Repeat every record below exactly, but leave out any pictures.

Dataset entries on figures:

# # # # # # #

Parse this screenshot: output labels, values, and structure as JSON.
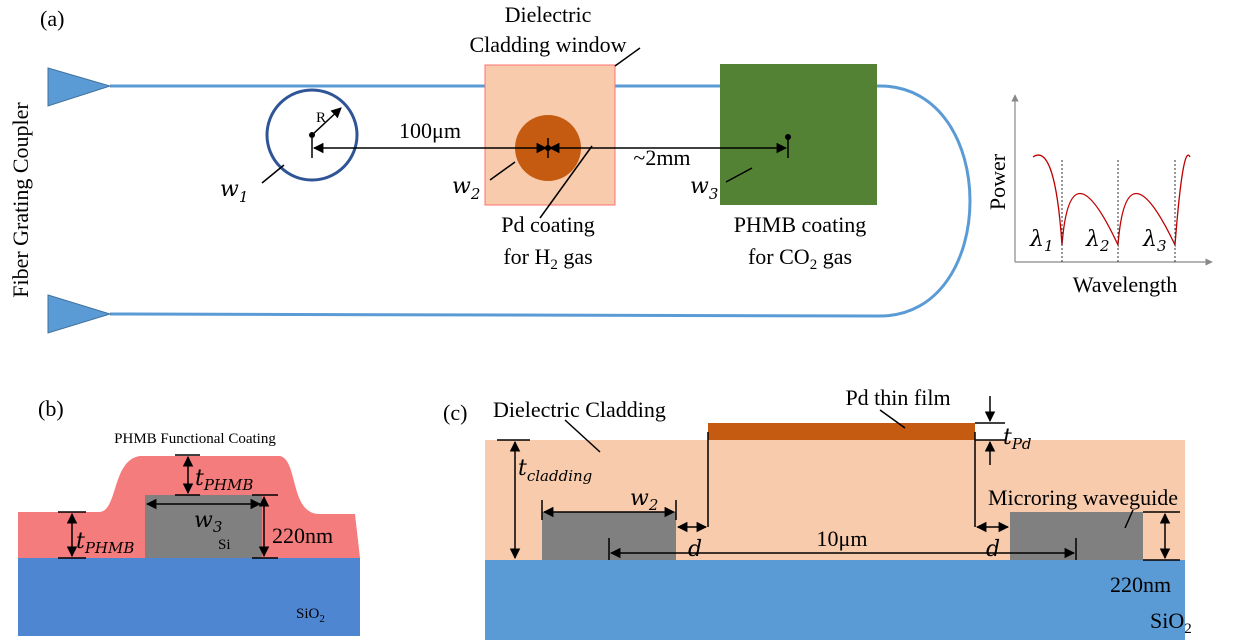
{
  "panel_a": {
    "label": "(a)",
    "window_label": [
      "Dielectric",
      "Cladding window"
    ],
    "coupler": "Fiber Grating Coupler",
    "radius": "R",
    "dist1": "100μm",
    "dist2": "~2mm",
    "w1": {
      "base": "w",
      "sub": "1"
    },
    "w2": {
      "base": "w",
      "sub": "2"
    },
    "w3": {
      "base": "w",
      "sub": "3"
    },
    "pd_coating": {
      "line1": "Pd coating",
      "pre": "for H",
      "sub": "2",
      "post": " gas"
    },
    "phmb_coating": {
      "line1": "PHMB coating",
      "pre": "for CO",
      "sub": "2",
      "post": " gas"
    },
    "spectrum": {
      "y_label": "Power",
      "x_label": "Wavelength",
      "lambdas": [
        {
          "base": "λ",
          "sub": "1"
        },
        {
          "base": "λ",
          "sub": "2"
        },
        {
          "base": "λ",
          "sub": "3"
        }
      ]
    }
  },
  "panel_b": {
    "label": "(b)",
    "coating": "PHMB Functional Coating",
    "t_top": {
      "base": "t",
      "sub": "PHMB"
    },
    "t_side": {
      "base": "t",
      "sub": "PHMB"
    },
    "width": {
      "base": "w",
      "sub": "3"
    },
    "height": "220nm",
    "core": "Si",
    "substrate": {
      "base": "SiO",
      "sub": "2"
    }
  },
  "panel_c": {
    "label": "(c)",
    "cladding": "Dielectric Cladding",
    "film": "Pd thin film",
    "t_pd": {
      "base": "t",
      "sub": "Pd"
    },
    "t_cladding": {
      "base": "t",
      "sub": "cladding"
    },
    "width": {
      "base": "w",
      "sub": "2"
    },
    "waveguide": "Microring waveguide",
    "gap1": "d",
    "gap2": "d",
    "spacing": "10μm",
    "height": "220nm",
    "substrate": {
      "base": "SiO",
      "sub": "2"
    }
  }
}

# # # # # # #

Task response:
Parse this screenshot: output labels, values, and structure as JSON.
{
  "panel_a": {
    "label": "(a)",
    "window_label": [
      "Dielectric",
      "Cladding window"
    ],
    "coupler": "Fiber Grating Coupler",
    "radius": "R",
    "dist1": "100μm",
    "dist2": "~2mm",
    "w1": {
      "base": "w",
      "sub": "1"
    },
    "w2": {
      "base": "w",
      "sub": "2"
    },
    "w3": {
      "base": "w",
      "sub": "3"
    },
    "pd_coating": {
      "line1": "Pd coating",
      "pre": "for H",
      "sub": "2",
      "post": " gas"
    },
    "phmb_coating": {
      "line1": "PHMB coating",
      "pre": "for CO",
      "sub": "2",
      "post": " gas"
    },
    "spectrum": {
      "y_label": "Power",
      "x_label": "Wavelength",
      "lambdas": [
        {
          "base": "λ",
          "sub": "1"
        },
        {
          "base": "λ",
          "sub": "2"
        },
        {
          "base": "λ",
          "sub": "3"
        }
      ]
    }
  },
  "panel_b": {
    "label": "(b)",
    "coating": "PHMB Functional Coating",
    "t_top": {
      "base": "t",
      "sub": "PHMB"
    },
    "t_side": {
      "base": "t",
      "sub": "PHMB"
    },
    "width": {
      "base": "w",
      "sub": "3"
    },
    "height": "220nm",
    "core": "Si",
    "substrate": {
      "base": "SiO",
      "sub": "2"
    }
  },
  "panel_c": {
    "label": "(c)",
    "cladding": "Dielectric Cladding",
    "film": "Pd thin film",
    "t_pd": {
      "base": "t",
      "sub": "Pd"
    },
    "t_cladding": {
      "base": "t",
      "sub": "cladding"
    },
    "width": {
      "base": "w",
      "sub": "2"
    },
    "waveguide": "Microring waveguide",
    "gap1": "d",
    "gap2": "d",
    "spacing": "10μm",
    "height": "220nm",
    "substrate": {
      "base": "SiO",
      "sub": "2"
    }
  }
}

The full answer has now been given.